begin RECORD SET

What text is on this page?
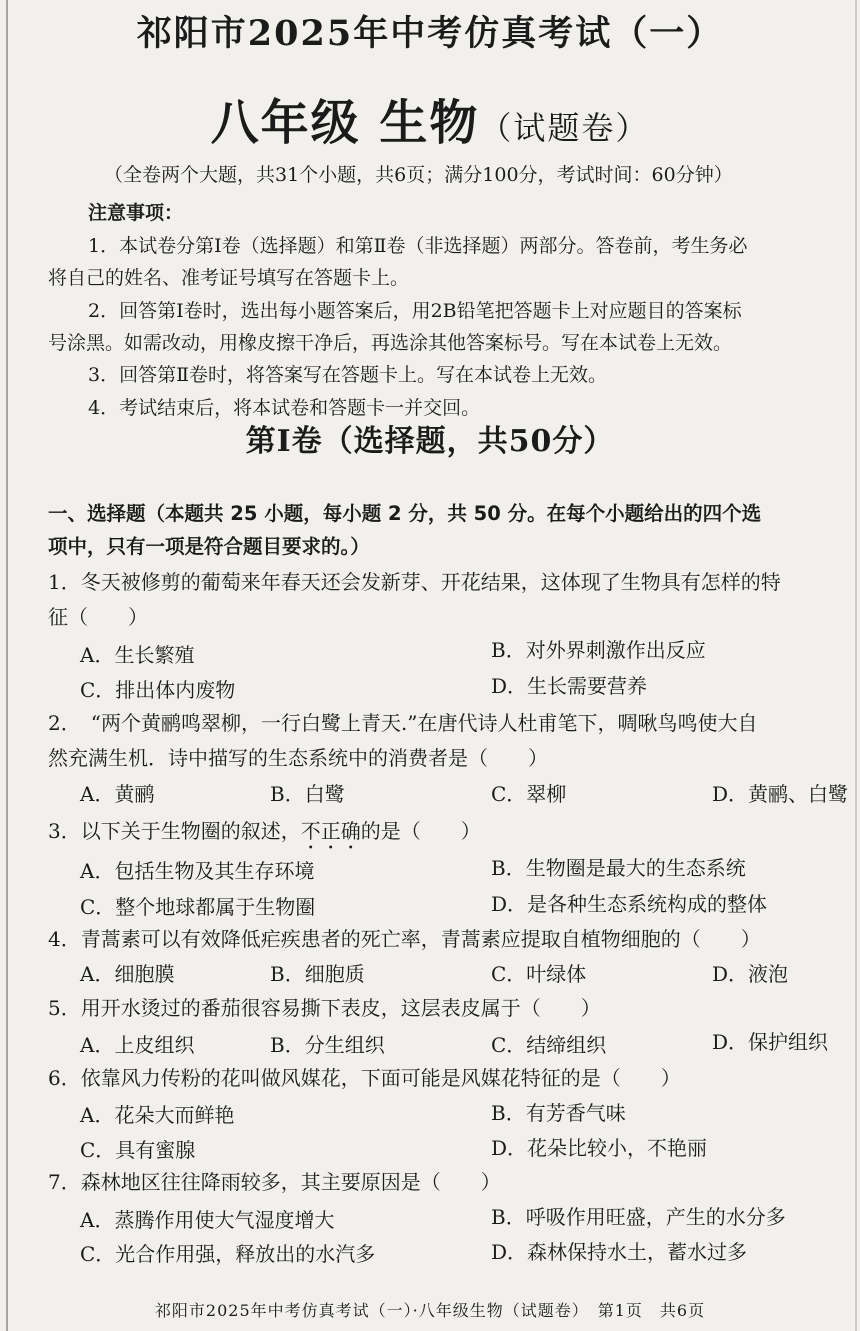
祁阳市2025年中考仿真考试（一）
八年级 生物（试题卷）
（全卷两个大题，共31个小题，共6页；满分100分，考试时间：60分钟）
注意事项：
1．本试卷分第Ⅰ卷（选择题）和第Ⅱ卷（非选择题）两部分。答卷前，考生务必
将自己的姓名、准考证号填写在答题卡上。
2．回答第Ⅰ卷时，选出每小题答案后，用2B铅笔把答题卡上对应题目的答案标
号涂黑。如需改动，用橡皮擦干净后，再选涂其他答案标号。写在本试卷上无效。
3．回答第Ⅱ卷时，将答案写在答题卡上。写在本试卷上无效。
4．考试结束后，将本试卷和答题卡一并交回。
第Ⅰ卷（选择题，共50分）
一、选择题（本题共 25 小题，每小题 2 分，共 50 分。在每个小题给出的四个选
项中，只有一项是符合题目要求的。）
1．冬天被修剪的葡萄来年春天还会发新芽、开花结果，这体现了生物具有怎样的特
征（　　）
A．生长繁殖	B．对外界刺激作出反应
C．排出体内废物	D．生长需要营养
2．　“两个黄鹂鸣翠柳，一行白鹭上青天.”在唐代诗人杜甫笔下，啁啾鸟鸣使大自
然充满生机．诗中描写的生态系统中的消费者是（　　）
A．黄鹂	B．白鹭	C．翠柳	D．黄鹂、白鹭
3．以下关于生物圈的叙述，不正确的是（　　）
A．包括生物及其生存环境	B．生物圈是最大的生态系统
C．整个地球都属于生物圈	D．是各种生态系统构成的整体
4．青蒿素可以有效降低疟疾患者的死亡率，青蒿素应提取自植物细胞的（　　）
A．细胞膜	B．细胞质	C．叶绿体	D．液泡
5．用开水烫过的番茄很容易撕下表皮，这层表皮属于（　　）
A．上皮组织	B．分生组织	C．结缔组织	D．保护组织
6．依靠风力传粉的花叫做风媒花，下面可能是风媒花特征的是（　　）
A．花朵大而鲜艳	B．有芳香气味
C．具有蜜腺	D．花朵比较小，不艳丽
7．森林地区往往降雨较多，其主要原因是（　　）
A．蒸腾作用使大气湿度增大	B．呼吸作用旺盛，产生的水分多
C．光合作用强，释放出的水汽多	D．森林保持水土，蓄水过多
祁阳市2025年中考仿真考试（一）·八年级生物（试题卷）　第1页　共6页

end RECORD SET

Restate the records word for word, omitting images.

What text is on this page?
祁阳市2025年中考仿真考试（一）
八年级 生物（试题卷）
（全卷两个大题，共31个小题，共6页；满分100分，考试时间：60分钟）
注意事项：
1．本试卷分第Ⅰ卷（选择题）和第Ⅱ卷（非选择题）两部分。答卷前，考生务必
将自己的姓名、准考证号填写在答题卡上。
2．回答第Ⅰ卷时，选出每小题答案后，用2B铅笔把答题卡上对应题目的答案标
号涂黑。如需改动，用橡皮擦干净后，再选涂其他答案标号。写在本试卷上无效。
3．回答第Ⅱ卷时，将答案写在答题卡上。写在本试卷上无效。
4．考试结束后，将本试卷和答题卡一并交回。
第Ⅰ卷（选择题，共50分）
一、选择题（本题共 25 小题，每小题 2 分，共 50 分。在每个小题给出的四个选
项中，只有一项是符合题目要求的。）
1．冬天被修剪的葡萄来年春天还会发新芽、开花结果，这体现了生物具有怎样的特
征（　　）
A．生长繁殖	B．对外界刺激作出反应
C．排出体内废物	D．生长需要营养
2．　“两个黄鹂鸣翠柳，一行白鹭上青天.”在唐代诗人杜甫笔下，啁啾鸟鸣使大自
然充满生机．诗中描写的生态系统中的消费者是（　　）
A．黄鹂	B．白鹭	C．翠柳	D．黄鹂、白鹭
3．以下关于生物圈的叙述，不正确的是（　　）
A．包括生物及其生存环境	B．生物圈是最大的生态系统
C．整个地球都属于生物圈	D．是各种生态系统构成的整体
4．青蒿素可以有效降低疟疾患者的死亡率，青蒿素应提取自植物细胞的（　　）
A．细胞膜	B．细胞质	C．叶绿体	D．液泡
5．用开水烫过的番茄很容易撕下表皮，这层表皮属于（　　）
A．上皮组织	B．分生组织	C．结缔组织	D．保护组织
6．依靠风力传粉的花叫做风媒花，下面可能是风媒花特征的是（　　）
A．花朵大而鲜艳	B．有芳香气味
C．具有蜜腺	D．花朵比较小，不艳丽
7．森林地区往往降雨较多，其主要原因是（　　）
A．蒸腾作用使大气湿度增大	B．呼吸作用旺盛，产生的水分多
C．光合作用强，释放出的水汽多	D．森林保持水土，蓄水过多
祁阳市2025年中考仿真考试（一）·八年级生物（试题卷）　第1页　共6页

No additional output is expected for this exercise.